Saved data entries
######

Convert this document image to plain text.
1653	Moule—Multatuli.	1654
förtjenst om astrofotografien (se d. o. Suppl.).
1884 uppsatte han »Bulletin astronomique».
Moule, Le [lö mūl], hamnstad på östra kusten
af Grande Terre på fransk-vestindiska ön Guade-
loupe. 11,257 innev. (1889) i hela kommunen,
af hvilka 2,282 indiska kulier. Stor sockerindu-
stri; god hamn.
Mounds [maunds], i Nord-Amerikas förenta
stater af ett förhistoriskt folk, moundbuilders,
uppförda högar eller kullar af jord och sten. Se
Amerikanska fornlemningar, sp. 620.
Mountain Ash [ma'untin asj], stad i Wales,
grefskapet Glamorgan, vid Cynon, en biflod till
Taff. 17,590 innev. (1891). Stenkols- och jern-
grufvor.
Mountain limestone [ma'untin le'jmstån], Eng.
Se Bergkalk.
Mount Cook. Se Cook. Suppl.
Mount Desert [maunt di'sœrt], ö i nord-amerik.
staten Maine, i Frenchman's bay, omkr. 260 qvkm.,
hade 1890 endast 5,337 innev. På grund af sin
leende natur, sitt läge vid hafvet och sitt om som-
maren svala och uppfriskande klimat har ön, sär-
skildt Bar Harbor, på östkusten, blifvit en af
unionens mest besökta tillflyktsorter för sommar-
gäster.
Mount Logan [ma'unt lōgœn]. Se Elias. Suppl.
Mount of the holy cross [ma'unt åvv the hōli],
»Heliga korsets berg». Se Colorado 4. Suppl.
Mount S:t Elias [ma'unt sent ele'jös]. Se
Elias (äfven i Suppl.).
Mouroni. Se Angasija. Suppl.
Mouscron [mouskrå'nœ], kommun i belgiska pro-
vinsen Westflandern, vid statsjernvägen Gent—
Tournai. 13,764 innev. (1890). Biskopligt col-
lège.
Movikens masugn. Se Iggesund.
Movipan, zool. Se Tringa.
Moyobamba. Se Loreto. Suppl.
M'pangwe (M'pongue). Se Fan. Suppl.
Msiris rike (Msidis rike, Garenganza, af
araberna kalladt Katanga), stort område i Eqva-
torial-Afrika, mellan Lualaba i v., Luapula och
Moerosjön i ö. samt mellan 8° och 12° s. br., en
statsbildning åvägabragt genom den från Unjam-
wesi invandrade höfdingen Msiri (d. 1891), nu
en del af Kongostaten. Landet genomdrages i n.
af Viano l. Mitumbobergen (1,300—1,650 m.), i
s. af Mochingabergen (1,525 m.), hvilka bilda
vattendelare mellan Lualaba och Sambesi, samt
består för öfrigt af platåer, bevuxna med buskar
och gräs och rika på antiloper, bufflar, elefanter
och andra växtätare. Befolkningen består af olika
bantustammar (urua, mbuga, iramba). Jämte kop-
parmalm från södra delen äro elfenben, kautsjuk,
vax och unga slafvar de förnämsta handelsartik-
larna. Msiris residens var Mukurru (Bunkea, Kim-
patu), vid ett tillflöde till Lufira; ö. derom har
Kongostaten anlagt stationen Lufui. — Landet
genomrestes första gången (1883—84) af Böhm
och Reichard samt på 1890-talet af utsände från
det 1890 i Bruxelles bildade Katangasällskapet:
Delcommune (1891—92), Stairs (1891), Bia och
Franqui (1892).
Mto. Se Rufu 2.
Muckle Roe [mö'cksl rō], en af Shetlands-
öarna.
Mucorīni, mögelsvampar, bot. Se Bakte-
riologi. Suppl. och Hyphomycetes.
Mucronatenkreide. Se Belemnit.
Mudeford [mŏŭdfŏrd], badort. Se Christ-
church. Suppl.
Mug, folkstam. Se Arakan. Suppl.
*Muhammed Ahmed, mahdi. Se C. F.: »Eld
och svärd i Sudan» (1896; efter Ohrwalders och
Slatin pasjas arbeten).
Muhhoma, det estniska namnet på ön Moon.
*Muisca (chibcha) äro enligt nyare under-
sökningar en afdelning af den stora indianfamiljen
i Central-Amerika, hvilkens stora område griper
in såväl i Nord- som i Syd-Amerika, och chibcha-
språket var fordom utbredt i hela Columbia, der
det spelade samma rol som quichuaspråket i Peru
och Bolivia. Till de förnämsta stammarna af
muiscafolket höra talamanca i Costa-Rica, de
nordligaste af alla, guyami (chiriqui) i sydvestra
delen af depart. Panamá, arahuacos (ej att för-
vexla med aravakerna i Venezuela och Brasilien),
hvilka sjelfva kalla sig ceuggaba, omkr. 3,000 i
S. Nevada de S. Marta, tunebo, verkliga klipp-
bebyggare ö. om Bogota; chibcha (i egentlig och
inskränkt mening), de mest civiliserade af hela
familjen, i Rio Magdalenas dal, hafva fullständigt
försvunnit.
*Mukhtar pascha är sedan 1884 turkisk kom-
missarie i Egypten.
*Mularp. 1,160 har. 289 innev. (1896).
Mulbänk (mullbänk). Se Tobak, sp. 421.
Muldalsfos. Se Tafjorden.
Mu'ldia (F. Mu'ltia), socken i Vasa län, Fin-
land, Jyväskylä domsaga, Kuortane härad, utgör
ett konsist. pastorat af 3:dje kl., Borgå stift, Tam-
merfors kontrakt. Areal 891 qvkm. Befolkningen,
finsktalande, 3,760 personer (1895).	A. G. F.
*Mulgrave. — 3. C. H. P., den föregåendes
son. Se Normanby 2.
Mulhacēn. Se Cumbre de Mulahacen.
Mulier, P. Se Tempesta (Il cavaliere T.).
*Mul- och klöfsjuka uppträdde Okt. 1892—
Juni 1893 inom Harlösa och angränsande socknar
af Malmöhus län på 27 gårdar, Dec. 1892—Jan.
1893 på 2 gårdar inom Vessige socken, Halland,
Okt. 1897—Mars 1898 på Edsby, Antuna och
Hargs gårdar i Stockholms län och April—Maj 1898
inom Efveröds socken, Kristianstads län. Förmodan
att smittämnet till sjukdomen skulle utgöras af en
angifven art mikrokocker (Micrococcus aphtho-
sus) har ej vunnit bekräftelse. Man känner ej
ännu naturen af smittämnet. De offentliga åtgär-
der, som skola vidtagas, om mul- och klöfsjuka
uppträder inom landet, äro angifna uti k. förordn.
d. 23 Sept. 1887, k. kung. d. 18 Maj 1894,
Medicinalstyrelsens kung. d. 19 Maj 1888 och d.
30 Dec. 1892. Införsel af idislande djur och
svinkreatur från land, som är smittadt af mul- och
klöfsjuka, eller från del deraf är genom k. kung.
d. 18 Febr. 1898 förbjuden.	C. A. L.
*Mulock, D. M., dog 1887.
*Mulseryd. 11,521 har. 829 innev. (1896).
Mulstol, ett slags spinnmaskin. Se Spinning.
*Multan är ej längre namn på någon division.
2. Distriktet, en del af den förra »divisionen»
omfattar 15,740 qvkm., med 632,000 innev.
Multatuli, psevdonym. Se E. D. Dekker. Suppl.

######

> **DIRECTIONS**: If a line contains the word "kung", it counts; please state how many such lines the records above have, and nothing more.

> **THE COMPLETED TASK**: 3